**Document passage**
The engine will provide an API for components and objects to interact with each other. For example, a ZombieController component might look up a player object and move towards it, dealing damage when within range:

class ZombieController implements Component<WorldObject> { @Attribute({ defaultValue: 0.03, type: () => Float, description: 'How fast this Zombie will move.' }) public speed!: number; @Attribute({ defaultValue: 1, type: () => Int, }) public damage!: number; public onUpdate(update: Update): void { // Reference the player object in the world. const player = this.owner.world.getObjectByName('player'); // How far to move based on update details. const distance = update.delta * this.speed; // Move towards the player each update. this.position.x += Math.cos(this.position.x - player.position.x) * distance; this.position.y += Math.sin(this.position.y - player.position.y) * distance; if (this.position.distanceTo(player.position) < 50) { // Start applying damage to the player. player.getComponent<PlayerController>('controller').health -= this.damage; } } }

The @Attribute decorator would expose an editable field when inspecting the component using the editor. The attribute type can point to inbuilt, custom or third-party data types that give different treatment within the editor UI (such as a number picker, ability to reference other objects on the scene, etc). The local development server would be responsible for providing this metadata to the UI.

Editor

The editor would be a React based UI that talks to a central backend for managing user accounts, projects and other metadata as well as the local development server for loading in the developer's code, assets and scenes. It will be extendable based on attribute types and components so that developers can build component suites that ship with a fine-tuned editor experience.

The main thing it needs to do a good job of is:

  • Placement and management of objects in a scene.
  • Management and customisation of components attached to those objects. Some examples:
    • Rotation and resizing of graphics such as sprites.
    • Physics body configuration such as vertex arrangement.
    • Setting specific values for @Attributes in custom components.
  • Basic asset manipulation (i.e. converting a sprite sheet into frames for animations & setting up animations).
  • Saving and loading scene state both locally and to the cloud (the cloud will add versioning etc whereas the local state will be current).
  • Creation of blueprints ("prefabs" in Unity). These are pre-made objects with a certain configuration of components that can be easily created and added to the scene both with the UI or in-code at runtime.
  • Ability to "run" and "pause" the scene for quick iteration. Ideally with the ability to modify objects and components in the paused state.

Supplementary Elements

Some things I haven't thought about very deeply yet are the elements that will need thought and work down the line. Some that come to mind are:

  • Configurable new project boilerplate with optimal bundling setup. This isn't a space I have a whole lot of experience in outside of the most basic webpack or esbuild setups.
  • All the documentation, tutorials and guides so developers can actually pick this up.
  • How versioning will work seamlessly factoring in the development server, the editor and the engine.
  • It could be nice to offer managed asset hosting.
  • Server APIs for things like managed achievements and player profiles.

...and probably infinite other small things as they come up.


Whether this is something I ever make a start on or an attempt at is probably unlikely, but documenting my thoughts here at least gives me a place to reflect on if I have some free development time in the future.

**Work request**
Translate this sentence from the game engine design notes into Spanish: "The @Attribute decorator would expose an editable field when inspecting the component using the editor." Rely only on the text above.

**Recorded data**
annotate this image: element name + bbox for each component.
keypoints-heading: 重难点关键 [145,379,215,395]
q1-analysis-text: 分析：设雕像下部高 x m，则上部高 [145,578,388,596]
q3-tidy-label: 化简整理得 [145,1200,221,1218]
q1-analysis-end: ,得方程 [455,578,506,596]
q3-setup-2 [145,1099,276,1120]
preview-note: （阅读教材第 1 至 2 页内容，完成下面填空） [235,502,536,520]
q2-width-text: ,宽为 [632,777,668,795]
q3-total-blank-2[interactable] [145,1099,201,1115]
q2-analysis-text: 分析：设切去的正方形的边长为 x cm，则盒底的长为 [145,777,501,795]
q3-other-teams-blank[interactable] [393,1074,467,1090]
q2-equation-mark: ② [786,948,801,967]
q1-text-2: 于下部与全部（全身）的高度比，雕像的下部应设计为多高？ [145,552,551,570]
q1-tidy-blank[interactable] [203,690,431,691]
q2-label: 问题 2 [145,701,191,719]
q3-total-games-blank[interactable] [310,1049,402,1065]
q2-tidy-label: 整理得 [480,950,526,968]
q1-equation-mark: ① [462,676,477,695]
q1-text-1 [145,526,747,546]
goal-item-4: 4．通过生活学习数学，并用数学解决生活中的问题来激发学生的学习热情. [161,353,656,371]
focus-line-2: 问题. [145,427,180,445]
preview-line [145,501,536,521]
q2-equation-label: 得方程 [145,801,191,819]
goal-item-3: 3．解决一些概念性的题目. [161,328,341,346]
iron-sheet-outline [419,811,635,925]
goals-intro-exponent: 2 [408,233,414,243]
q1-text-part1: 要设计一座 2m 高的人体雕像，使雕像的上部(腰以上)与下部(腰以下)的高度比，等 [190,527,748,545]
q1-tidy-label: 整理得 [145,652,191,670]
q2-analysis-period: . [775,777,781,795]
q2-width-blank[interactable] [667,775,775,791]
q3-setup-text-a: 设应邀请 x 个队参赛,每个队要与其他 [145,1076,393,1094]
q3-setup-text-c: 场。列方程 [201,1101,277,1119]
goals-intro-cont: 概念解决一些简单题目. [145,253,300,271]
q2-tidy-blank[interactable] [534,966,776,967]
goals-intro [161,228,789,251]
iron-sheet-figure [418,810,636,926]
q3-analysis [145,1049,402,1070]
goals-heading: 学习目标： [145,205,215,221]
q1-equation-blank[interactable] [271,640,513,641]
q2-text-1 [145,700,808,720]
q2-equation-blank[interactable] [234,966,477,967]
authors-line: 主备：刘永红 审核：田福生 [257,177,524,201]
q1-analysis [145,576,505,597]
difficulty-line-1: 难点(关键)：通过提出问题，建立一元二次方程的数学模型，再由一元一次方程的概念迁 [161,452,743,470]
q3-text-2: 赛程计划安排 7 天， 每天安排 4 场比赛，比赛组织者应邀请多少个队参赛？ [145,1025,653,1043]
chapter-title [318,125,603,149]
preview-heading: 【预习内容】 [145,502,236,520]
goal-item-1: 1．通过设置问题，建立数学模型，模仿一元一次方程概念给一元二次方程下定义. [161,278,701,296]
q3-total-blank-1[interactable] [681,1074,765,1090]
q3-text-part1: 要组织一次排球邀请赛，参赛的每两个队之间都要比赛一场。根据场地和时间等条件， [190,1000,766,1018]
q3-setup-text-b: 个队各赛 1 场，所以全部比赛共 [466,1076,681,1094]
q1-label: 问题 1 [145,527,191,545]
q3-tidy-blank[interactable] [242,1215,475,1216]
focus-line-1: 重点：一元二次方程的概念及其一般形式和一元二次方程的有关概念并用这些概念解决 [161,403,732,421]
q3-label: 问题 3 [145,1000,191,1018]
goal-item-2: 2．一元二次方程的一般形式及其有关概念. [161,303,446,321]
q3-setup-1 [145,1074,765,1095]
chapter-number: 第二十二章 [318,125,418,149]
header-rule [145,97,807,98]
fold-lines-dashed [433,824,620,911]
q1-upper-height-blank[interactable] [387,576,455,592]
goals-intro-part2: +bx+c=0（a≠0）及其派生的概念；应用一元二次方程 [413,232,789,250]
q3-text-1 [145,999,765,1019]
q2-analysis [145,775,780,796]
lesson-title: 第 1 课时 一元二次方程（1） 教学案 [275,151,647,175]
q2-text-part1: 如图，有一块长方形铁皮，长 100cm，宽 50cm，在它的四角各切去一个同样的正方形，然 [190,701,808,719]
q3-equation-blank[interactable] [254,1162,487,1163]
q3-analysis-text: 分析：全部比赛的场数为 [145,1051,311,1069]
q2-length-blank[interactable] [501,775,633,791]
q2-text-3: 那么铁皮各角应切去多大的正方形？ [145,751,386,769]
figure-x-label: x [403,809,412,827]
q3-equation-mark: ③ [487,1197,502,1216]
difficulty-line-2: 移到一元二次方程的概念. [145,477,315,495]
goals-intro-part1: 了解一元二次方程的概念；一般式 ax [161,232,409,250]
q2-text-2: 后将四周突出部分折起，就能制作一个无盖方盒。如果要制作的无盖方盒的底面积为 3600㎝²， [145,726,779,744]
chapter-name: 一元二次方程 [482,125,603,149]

**Answer space**
El decorador @Attribute expondría un campo editable al inspeccionar el componente con el editor.